Dataset listings of figures:
┄┄┄┄┄┄┄┄┄┄

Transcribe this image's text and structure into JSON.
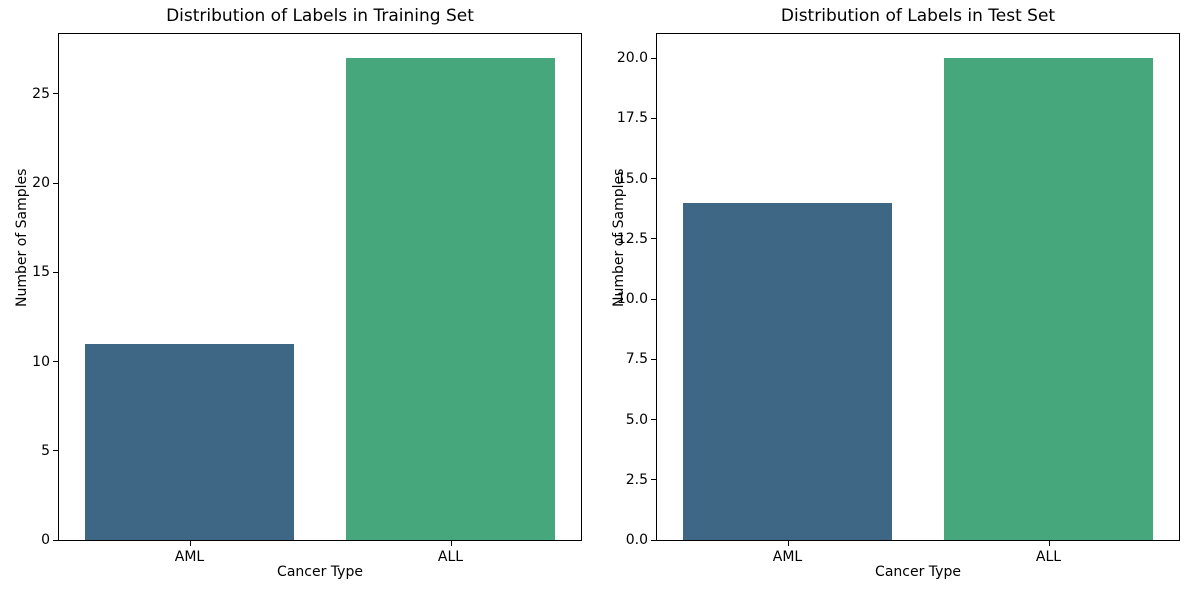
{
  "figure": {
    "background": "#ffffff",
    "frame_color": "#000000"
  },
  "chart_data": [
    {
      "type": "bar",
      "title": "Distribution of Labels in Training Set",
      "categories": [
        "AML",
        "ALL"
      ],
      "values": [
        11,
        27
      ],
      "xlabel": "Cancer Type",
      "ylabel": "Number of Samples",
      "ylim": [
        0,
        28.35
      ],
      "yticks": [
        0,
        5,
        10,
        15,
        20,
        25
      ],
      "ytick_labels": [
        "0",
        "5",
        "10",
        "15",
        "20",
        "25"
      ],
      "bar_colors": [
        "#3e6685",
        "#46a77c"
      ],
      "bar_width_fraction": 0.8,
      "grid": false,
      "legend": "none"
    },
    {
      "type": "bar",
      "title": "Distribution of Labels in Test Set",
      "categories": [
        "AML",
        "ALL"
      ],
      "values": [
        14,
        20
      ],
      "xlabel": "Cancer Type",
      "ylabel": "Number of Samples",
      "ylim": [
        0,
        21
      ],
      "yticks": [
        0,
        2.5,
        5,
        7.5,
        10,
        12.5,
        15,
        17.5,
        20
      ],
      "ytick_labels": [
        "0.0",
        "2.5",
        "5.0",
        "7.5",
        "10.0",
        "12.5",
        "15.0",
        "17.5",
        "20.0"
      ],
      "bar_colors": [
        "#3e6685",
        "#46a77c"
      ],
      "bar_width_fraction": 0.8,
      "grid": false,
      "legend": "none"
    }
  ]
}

┄┄┄┄┄┄┄┄┄┄

● **AIM OF THE EXERCISE**: Exclude all images and restate the records above word for word.

● **RESULT**:
Transcribe this image's text and structure into JSON.
{
  "figure": {
    "background": "#ffffff",
    "frame_color": "#000000"
  },
  "chart_data": [
    {
      "type": "bar",
      "title": "Distribution of Labels in Training Set",
      "categories": [
        "AML",
        "ALL"
      ],
      "values": [
        11,
        27
      ],
      "xlabel": "Cancer Type",
      "ylabel": "Number of Samples",
      "ylim": [
        0,
        28.35
      ],
      "yticks": [
        0,
        5,
        10,
        15,
        20,
        25
      ],
      "ytick_labels": [
        "0",
        "5",
        "10",
        "15",
        "20",
        "25"
      ],
      "bar_colors": [
        "#3e6685",
        "#46a77c"
      ],
      "bar_width_fraction": 0.8,
      "grid": false,
      "legend": "none"
    },
    {
      "type": "bar",
      "title": "Distribution of Labels in Test Set",
      "categories": [
        "AML",
        "ALL"
      ],
      "values": [
        14,
        20
      ],
      "xlabel": "Cancer Type",
      "ylabel": "Number of Samples",
      "ylim": [
        0,
        21
      ],
      "yticks": [
        0,
        2.5,
        5,
        7.5,
        10,
        12.5,
        15,
        17.5,
        20
      ],
      "ytick_labels": [
        "0.0",
        "2.5",
        "5.0",
        "7.5",
        "10.0",
        "12.5",
        "15.0",
        "17.5",
        "20.0"
      ],
      "bar_colors": [
        "#3e6685",
        "#46a77c"
      ],
      "bar_width_fraction": 0.8,
      "grid": false,
      "legend": "none"
    }
  ]
}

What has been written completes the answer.